[Source data]
+ + +
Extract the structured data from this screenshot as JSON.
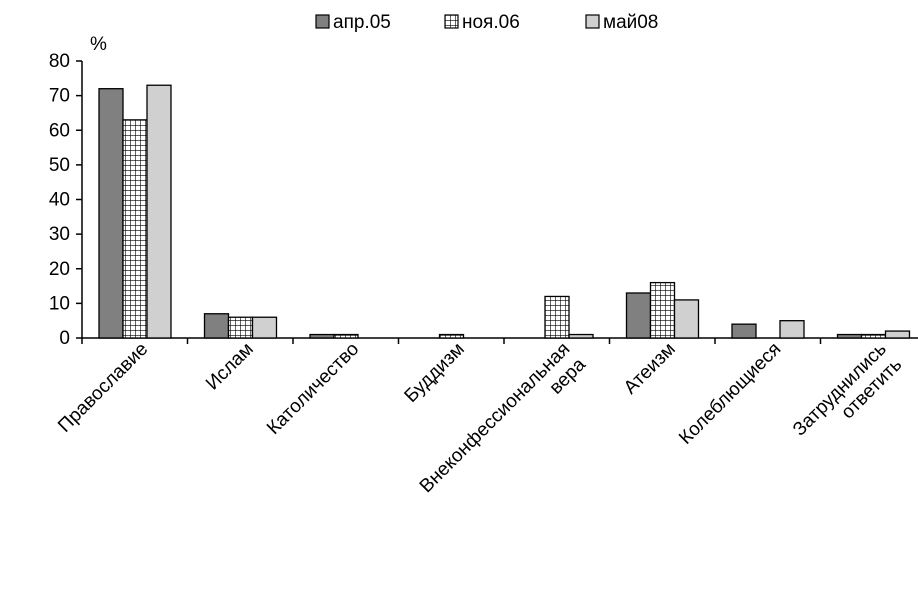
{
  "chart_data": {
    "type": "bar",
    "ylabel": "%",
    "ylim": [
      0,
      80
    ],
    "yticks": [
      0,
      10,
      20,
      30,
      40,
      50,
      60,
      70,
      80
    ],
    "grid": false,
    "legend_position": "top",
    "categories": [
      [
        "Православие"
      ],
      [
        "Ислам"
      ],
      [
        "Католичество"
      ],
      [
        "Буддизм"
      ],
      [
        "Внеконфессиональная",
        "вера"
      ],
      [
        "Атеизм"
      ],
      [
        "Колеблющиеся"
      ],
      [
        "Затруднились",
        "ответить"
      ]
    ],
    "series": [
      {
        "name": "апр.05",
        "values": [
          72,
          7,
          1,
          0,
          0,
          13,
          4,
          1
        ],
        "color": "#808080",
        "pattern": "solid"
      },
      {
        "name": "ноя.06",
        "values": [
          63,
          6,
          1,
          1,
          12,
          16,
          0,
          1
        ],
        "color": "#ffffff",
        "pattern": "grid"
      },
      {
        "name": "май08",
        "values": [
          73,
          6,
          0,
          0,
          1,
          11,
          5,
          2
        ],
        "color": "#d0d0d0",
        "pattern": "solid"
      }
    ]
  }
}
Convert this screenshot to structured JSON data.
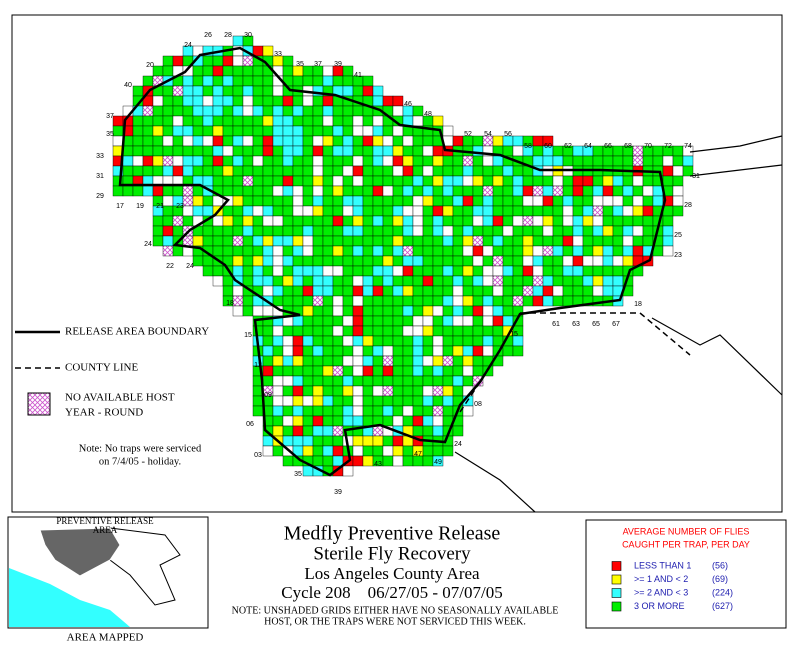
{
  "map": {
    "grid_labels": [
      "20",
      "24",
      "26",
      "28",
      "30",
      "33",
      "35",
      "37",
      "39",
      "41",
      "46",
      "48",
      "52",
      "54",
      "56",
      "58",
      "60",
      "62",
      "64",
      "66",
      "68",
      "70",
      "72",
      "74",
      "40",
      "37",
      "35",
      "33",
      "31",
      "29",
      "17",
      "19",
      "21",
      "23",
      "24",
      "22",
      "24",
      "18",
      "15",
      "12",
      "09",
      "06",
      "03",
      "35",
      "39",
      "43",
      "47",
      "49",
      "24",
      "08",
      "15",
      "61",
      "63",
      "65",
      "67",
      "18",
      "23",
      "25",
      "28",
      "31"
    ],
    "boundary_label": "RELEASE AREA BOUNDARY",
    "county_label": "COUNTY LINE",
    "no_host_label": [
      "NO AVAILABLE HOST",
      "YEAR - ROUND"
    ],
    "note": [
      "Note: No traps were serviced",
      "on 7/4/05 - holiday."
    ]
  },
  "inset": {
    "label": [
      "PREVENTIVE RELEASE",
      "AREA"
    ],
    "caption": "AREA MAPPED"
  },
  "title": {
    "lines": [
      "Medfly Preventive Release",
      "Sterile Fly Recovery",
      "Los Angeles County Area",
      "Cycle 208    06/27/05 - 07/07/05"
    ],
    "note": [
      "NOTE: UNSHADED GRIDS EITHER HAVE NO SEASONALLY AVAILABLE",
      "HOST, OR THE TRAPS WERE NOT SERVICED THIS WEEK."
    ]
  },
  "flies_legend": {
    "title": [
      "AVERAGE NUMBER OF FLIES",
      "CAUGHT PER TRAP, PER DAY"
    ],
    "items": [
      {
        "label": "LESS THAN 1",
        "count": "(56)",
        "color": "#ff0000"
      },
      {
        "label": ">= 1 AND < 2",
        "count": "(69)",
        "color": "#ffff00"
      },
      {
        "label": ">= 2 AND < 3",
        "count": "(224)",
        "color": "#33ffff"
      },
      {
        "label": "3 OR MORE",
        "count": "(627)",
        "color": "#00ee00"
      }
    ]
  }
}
+ + +
▸ WRITTEN REQUEST
From start to finish, output the listing exactly, but omit its pictures.

▸ EXERCISE RESULT
Extract the structured data from this screenshot as JSON.
{
  "chart_data": {
    "type": "bar",
    "ylabel": "%",
    "ylim": [
      0,
      80
    ],
    "yticks": [
      0,
      10,
      20,
      30,
      40,
      50,
      60,
      70,
      80
    ],
    "grid": false,
    "legend_position": "top",
    "categories": [
      [
        "Православие"
      ],
      [
        "Ислам"
      ],
      [
        "Католичество"
      ],
      [
        "Буддизм"
      ],
      [
        "Внеконфессиональная",
        "вера"
      ],
      [
        "Атеизм"
      ],
      [
        "Колеблющиеся"
      ],
      [
        "Затруднились",
        "ответить"
      ]
    ],
    "series": [
      {
        "name": "апр.05",
        "values": [
          72,
          7,
          1,
          0,
          0,
          13,
          4,
          1
        ],
        "color": "#808080",
        "pattern": "solid"
      },
      {
        "name": "ноя.06",
        "values": [
          63,
          6,
          1,
          1,
          12,
          16,
          0,
          1
        ],
        "color": "#ffffff",
        "pattern": "grid"
      },
      {
        "name": "май08",
        "values": [
          73,
          6,
          0,
          0,
          1,
          11,
          5,
          2
        ],
        "color": "#d0d0d0",
        "pattern": "solid"
      }
    ]
  }
}
Convert this screenshot to structured JSON data.
{
  "map": {
    "grid_labels": [
      "20",
      "24",
      "26",
      "28",
      "30",
      "33",
      "35",
      "37",
      "39",
      "41",
      "46",
      "48",
      "52",
      "54",
      "56",
      "58",
      "60",
      "62",
      "64",
      "66",
      "68",
      "70",
      "72",
      "74",
      "40",
      "37",
      "35",
      "33",
      "31",
      "29",
      "17",
      "19",
      "21",
      "23",
      "24",
      "22",
      "24",
      "18",
      "15",
      "12",
      "09",
      "06",
      "03",
      "35",
      "39",
      "43",
      "47",
      "49",
      "24",
      "08",
      "15",
      "61",
      "63",
      "65",
      "67",
      "18",
      "23",
      "25",
      "28",
      "31"
    ],
    "boundary_label": "RELEASE AREA BOUNDARY",
    "county_label": "COUNTY LINE",
    "no_host_label": [
      "NO AVAILABLE HOST",
      "YEAR - ROUND"
    ],
    "note": [
      "Note: No traps were serviced",
      "on 7/4/05 - holiday."
    ]
  },
  "inset": {
    "label": [
      "PREVENTIVE RELEASE",
      "AREA"
    ],
    "caption": "AREA MAPPED"
  },
  "title": {
    "lines": [
      "Medfly Preventive Release",
      "Sterile Fly Recovery",
      "Los Angeles County Area",
      "Cycle 208    06/27/05 - 07/07/05"
    ],
    "note": [
      "NOTE: UNSHADED GRIDS EITHER HAVE NO SEASONALLY AVAILABLE",
      "HOST, OR THE TRAPS WERE NOT SERVICED THIS WEEK."
    ]
  },
  "flies_legend": {
    "title": [
      "AVERAGE NUMBER OF FLIES",
      "CAUGHT PER TRAP, PER DAY"
    ],
    "items": [
      {
        "label": "LESS THAN 1",
        "count": "(56)",
        "color": "#ff0000"
      },
      {
        "label": ">= 1 AND < 2",
        "count": "(69)",
        "color": "#ffff00"
      },
      {
        "label": ">= 2 AND < 3",
        "count": "(224)",
        "color": "#33ffff"
      },
      {
        "label": "3 OR MORE",
        "count": "(627)",
        "color": "#00ee00"
      }
    ]
  }
}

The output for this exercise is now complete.